> [What you will do]
Isolate every line in the records below with "CALDERÓN" in it.

◇ ◇ ◇ ◇ ◇

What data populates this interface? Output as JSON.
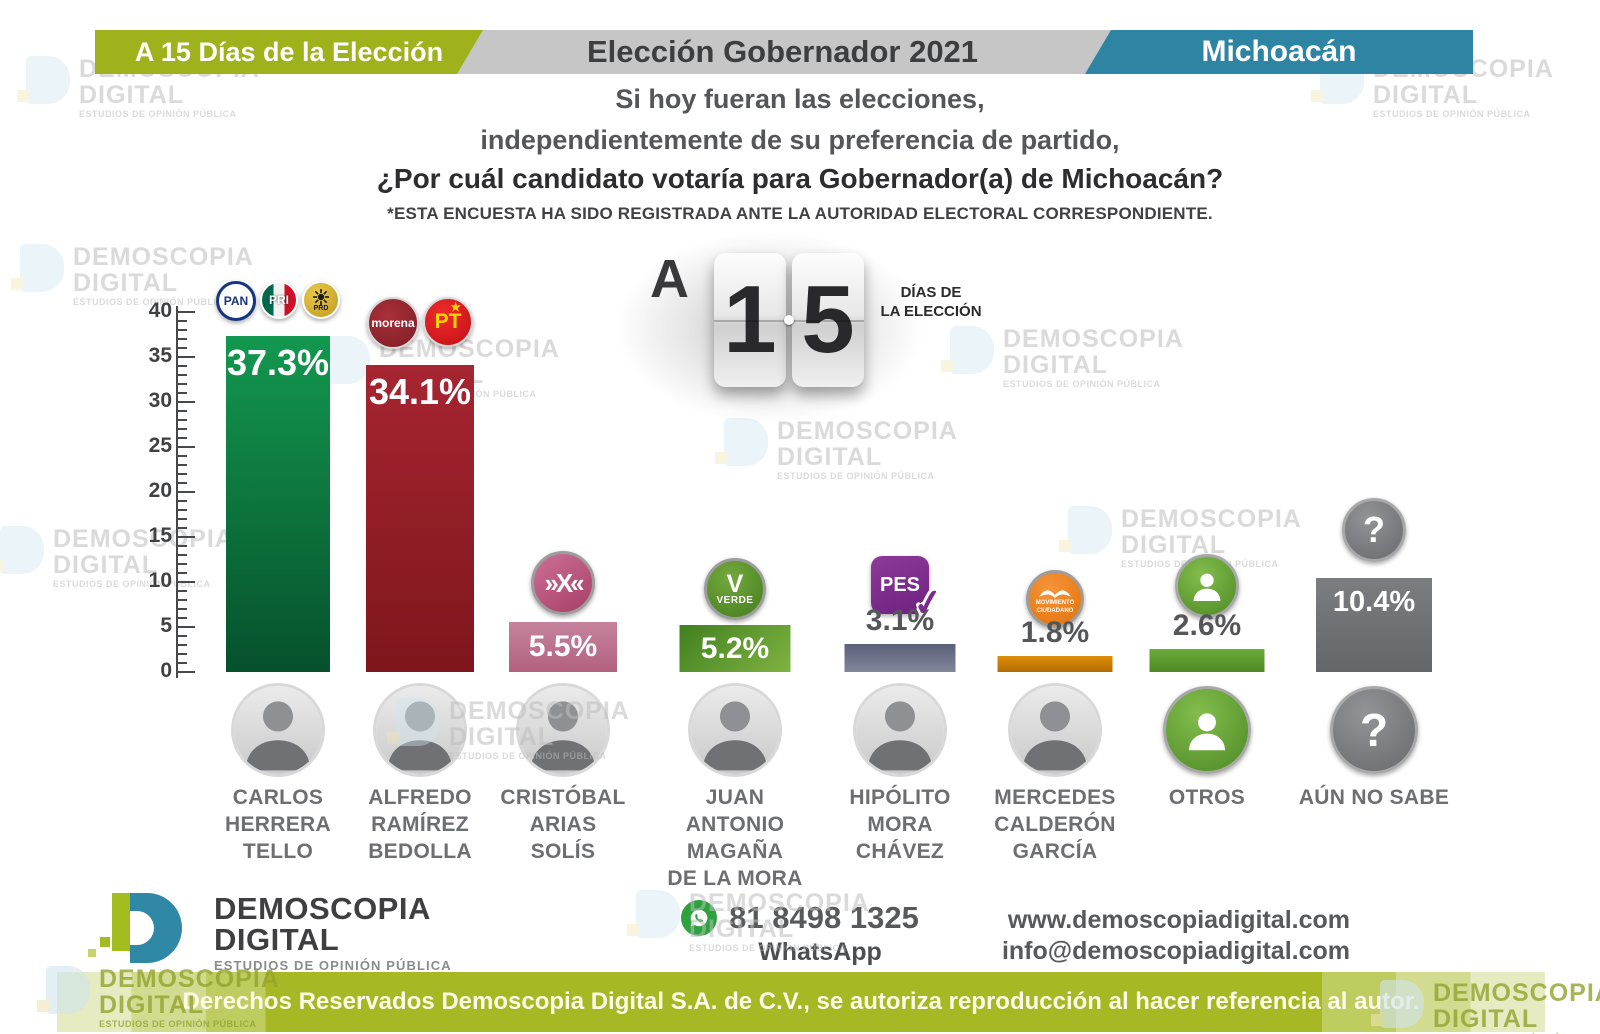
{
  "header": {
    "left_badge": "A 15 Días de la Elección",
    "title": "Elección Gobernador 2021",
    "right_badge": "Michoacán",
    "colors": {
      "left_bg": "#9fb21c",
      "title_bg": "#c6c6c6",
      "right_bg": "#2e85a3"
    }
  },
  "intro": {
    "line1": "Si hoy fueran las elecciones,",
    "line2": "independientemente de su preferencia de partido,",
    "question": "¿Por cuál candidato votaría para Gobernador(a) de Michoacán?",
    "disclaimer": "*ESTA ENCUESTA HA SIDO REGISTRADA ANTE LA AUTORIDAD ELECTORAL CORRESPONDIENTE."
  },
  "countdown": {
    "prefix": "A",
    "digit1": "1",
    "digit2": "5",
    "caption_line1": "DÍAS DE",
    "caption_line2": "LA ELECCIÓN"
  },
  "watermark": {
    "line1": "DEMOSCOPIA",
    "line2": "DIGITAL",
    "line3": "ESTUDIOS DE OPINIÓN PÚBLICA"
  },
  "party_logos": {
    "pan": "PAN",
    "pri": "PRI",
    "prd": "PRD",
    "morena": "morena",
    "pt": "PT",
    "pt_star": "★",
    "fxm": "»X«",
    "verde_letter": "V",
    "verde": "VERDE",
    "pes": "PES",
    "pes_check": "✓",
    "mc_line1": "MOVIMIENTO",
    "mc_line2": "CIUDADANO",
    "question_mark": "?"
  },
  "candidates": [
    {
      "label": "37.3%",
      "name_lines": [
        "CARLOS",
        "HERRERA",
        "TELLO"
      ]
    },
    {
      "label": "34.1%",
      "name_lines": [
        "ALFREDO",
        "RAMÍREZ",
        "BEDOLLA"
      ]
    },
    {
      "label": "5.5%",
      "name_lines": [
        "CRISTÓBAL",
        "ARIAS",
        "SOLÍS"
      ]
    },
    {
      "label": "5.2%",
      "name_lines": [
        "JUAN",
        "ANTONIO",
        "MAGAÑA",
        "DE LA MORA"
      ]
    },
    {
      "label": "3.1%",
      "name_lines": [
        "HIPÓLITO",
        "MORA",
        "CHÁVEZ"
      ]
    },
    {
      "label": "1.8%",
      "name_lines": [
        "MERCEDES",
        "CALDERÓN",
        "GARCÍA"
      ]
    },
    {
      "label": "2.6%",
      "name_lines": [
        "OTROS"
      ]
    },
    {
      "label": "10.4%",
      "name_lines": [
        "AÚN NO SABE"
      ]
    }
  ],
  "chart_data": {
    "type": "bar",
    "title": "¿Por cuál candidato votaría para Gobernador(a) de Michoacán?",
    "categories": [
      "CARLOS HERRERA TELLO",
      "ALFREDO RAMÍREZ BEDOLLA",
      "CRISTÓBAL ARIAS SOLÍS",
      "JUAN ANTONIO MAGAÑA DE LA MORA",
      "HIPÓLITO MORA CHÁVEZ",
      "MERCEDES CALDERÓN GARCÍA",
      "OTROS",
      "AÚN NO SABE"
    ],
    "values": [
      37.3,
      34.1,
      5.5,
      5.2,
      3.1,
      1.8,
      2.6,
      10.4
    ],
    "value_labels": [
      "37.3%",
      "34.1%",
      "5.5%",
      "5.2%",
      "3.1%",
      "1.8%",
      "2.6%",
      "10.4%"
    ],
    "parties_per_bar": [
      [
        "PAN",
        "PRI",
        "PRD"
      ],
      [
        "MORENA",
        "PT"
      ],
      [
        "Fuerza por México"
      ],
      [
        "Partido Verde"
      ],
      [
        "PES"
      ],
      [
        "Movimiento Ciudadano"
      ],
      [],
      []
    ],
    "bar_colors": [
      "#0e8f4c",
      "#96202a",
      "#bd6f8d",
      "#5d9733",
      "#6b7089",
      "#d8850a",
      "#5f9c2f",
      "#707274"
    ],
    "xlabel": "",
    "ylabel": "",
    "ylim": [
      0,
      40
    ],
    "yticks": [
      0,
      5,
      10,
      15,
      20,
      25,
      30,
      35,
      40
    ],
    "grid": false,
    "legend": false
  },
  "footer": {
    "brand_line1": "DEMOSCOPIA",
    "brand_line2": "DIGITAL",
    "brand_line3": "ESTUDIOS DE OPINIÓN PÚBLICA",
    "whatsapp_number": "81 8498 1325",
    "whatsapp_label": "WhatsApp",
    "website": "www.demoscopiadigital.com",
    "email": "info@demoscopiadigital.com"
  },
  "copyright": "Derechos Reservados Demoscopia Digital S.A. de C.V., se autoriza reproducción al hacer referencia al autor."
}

◇ ◇ ◇ ◇ ◇

> [Solved exercise]
        "CALDERÓN",
      "MERCEDES CALDERÓN GARCÍA",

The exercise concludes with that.